◆ Task objective: Pick up the article on building sonic jokes from cartoon sound effects and keep writing from the point where it stops.

# Document passage start

At Boom Box Post, we specialize in sound for animation. Although sonic sensibilities are moving toward a more realistic take, we still do a fair amount of work that harkens back to the classic cartoon sonic styles of shows like Tom and Jerry or Looney Tunes. Frequently, this style is one of the most difficult skills to teach new editors. It requires a good working knowledge of keywords to search in the library–since almost all cartoon sound effects are named with onomatopoeic names rather than real words like “boing”, “bork”, and “bewip”–an impeccable sense of timing, and a slight taste for the absurd.
I used to think that you were either funny or not. Either you inherently understood how to cut a sonic joke, or you just couldn’t do it. Period. But, recently, I began deconstructing my own process of sonic joke-telling and teaching my formula to a few of our editors. I was absolutely floored by the results. It turns out, you can learn to be funny! It’s just a matter of understanding how to properly construct a joke.
WHAT NOT TO DO
Before I get into what to do, I think it’s important to point out what not to do. When editors start cutting classic cartoon sound effects for the first time, they pretty much always have the same problem. They stumble upon the Hanna-Barbera sound effects library and find some really funny sounds. Bulb horns–those are always funny! Boings–hilarious! Splats–comic genius! Then, one by one, they start sprinkling these in whenever they feel there’s a dull moment.
Let me say this once: A single funny sound effect is almost never funny. It’s like blurting out the punchline of a joke without the setup.
Here’s an example of a joke: Someone stole my Microsoft Office and they’re going to pay. You have my Word.
I know this is a super lame joke… but it is a joke nonetheless and if you told it at a party, you’d probably be rewarded with an awkward groan/chuckle. Cutting just a single bulb horn at a random moment is like yelling out “Microsoft Office!” in the middle of a party and expecting people to laugh. It’s just not funny. Cutting cartoon sound effects is not the artform of adding “funny” sounds randomly into a visual work, it’s the art of telling a sonic joke. And to tell a joke, you need three parts: the introduction, the setup, and the punchline. If you want to go one step further, you can add a bonus part: the tag.
AN EXAMPLE OF JOKE CONSTRUCTION IN PROGRESS
Love him or hate him, this video example of Jerry Seinfeld talking about his process in writing a Pop-Tart joke is very illuminating. There are many different elements that go into how funny your joke will be perceived to be. They are things like: how incongruous are the words (or sounds) to each other, how surprising is the punchline at the end, how well were elements from the setup woven back into the punchline, how well did you captivate your audience by the “story” of the joke. With that in mind, it’s not hard to see why it would take two years to craft the perfect Pop-Tart joke.
What the video here.
ANATOMY OF A JOKE: THE INTRODUCTION
When telling a joke, this is your first sentence. It lets the audience know where you’re starting. In the case of Jerry’s Pop-Tart joke, this is when he starts talking about breakfast in the 1960s being composed of frozen orange juice and toast. From this, we understand that this is going to be a joke about breakfast.

# Document passage end
# Material shown start

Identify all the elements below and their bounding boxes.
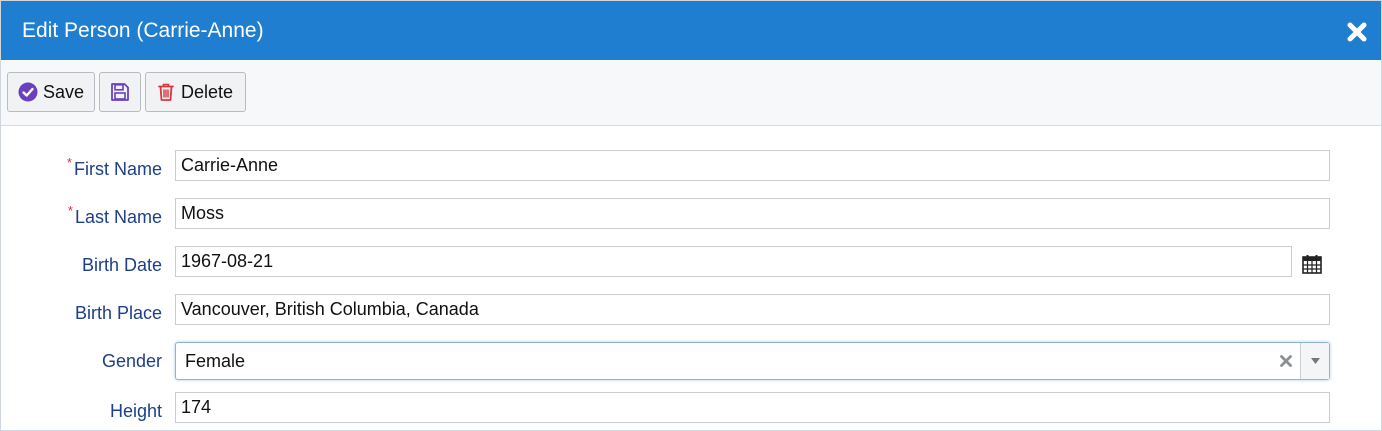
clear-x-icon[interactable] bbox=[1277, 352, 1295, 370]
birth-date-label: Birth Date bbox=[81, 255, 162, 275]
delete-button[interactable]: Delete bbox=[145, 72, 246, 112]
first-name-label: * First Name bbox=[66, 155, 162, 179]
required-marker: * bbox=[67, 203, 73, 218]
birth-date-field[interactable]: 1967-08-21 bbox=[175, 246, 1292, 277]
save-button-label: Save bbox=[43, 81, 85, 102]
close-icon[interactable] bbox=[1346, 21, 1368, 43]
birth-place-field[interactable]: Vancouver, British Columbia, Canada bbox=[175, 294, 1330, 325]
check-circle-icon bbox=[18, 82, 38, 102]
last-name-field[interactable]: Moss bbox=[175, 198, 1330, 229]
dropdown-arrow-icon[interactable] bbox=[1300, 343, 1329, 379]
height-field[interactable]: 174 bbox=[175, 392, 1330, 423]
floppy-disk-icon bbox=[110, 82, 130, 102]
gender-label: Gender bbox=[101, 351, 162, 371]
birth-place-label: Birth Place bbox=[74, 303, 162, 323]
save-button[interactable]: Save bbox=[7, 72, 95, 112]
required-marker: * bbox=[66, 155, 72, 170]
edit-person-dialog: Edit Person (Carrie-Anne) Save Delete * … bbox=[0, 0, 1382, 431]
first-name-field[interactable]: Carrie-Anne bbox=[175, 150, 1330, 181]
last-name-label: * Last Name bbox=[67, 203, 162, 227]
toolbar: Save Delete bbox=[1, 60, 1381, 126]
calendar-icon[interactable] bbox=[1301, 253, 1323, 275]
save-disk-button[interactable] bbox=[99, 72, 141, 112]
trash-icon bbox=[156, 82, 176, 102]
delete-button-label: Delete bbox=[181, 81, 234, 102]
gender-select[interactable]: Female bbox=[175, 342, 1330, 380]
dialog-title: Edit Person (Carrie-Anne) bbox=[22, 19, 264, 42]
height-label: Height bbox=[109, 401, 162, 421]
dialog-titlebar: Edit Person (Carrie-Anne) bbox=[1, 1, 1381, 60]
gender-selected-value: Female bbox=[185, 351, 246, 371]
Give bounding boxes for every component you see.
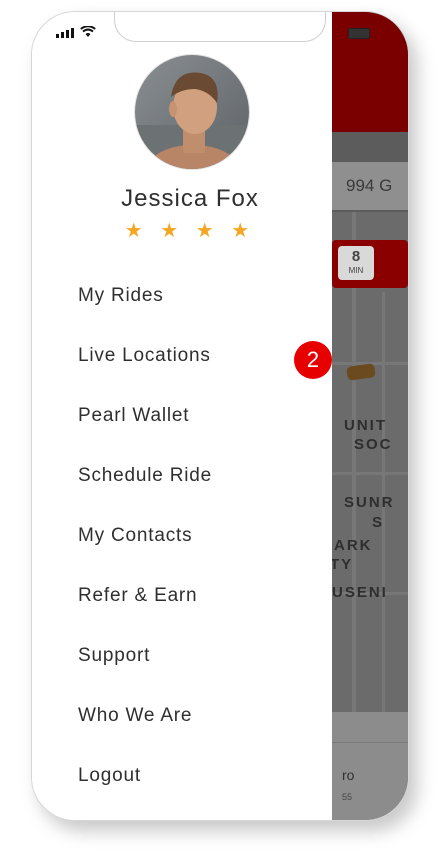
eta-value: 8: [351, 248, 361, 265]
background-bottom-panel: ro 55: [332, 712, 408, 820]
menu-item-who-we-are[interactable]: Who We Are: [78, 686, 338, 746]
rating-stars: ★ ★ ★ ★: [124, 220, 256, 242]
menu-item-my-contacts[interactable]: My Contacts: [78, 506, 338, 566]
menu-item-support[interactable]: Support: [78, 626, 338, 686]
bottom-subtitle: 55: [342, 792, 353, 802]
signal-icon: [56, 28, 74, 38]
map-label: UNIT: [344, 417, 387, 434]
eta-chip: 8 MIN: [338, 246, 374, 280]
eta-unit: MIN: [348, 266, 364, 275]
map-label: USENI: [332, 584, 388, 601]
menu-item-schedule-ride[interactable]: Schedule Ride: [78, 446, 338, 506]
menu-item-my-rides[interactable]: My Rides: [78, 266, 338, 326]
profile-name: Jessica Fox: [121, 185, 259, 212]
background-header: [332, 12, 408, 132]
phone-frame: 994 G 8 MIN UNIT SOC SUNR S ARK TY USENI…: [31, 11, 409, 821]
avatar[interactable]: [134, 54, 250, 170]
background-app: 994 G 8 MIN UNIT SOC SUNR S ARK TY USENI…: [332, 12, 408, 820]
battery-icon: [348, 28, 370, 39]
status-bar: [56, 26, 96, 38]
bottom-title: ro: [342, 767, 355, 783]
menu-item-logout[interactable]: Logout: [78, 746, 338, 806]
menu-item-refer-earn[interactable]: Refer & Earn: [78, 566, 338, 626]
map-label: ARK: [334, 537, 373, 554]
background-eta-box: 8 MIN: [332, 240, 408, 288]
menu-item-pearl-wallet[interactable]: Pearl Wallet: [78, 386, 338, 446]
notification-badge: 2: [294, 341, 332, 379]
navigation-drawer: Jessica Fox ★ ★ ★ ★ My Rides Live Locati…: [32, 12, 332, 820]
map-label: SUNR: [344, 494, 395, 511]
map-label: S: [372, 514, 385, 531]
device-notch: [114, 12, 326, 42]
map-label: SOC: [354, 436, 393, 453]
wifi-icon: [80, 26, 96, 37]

# Material shown end
# Material shown start

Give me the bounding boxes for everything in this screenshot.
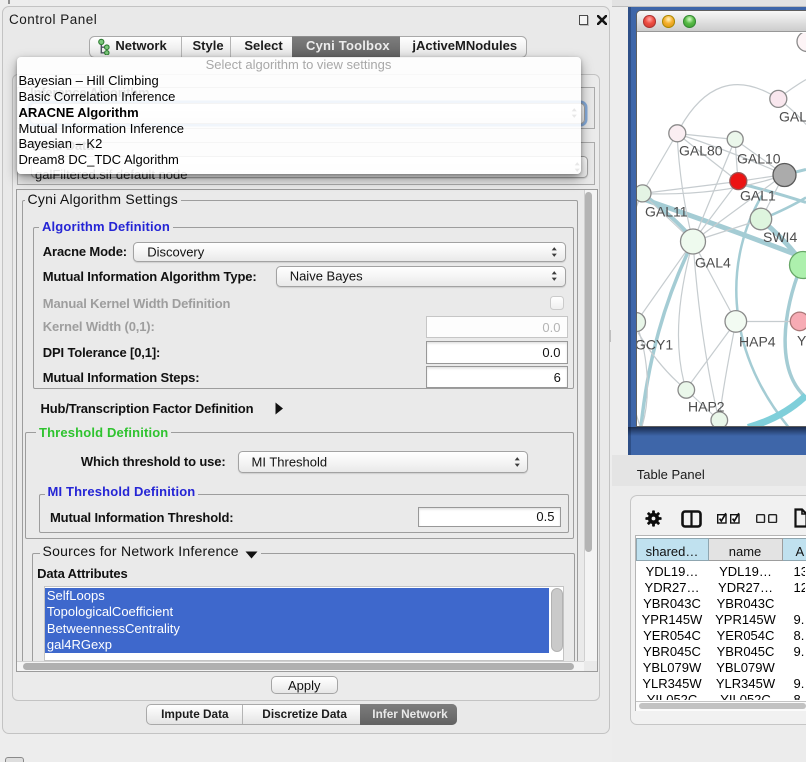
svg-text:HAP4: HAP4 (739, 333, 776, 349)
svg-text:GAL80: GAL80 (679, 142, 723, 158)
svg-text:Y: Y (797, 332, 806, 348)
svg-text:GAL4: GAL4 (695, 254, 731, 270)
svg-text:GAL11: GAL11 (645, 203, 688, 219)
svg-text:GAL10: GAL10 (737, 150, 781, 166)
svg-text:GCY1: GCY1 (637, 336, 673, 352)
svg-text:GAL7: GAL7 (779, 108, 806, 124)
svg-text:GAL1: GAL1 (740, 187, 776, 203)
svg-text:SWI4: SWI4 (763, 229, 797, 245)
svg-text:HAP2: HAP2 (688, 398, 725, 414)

# Material shown end

◆ Written response:
In sound, the importance of the introduction is all about timing. Take a Mickey and the Roadster Racers that one of our editors, Brad Meyer, and I worked on. There was a sequence where all of the characters were driving around and Goofy was holding a stolen diamond. It was incredibly valuable and he was nervous to be mistakenly caught with it and possibly taken for the thief. At one point, he abruptly came to a stop, the diamond flew out of his car and landing in a Ferris wheel bucket. The Ferris wheel then began to turn around, and the two characters (one good guy and one bad guy) scrambled to enter the bucket with it. Up they went with the diamond to the top when it, of course, slipped from their hands, bounced down the spokes of the Ferris wheel one by one, and then landed neatly in Goofy’s car at the bottom.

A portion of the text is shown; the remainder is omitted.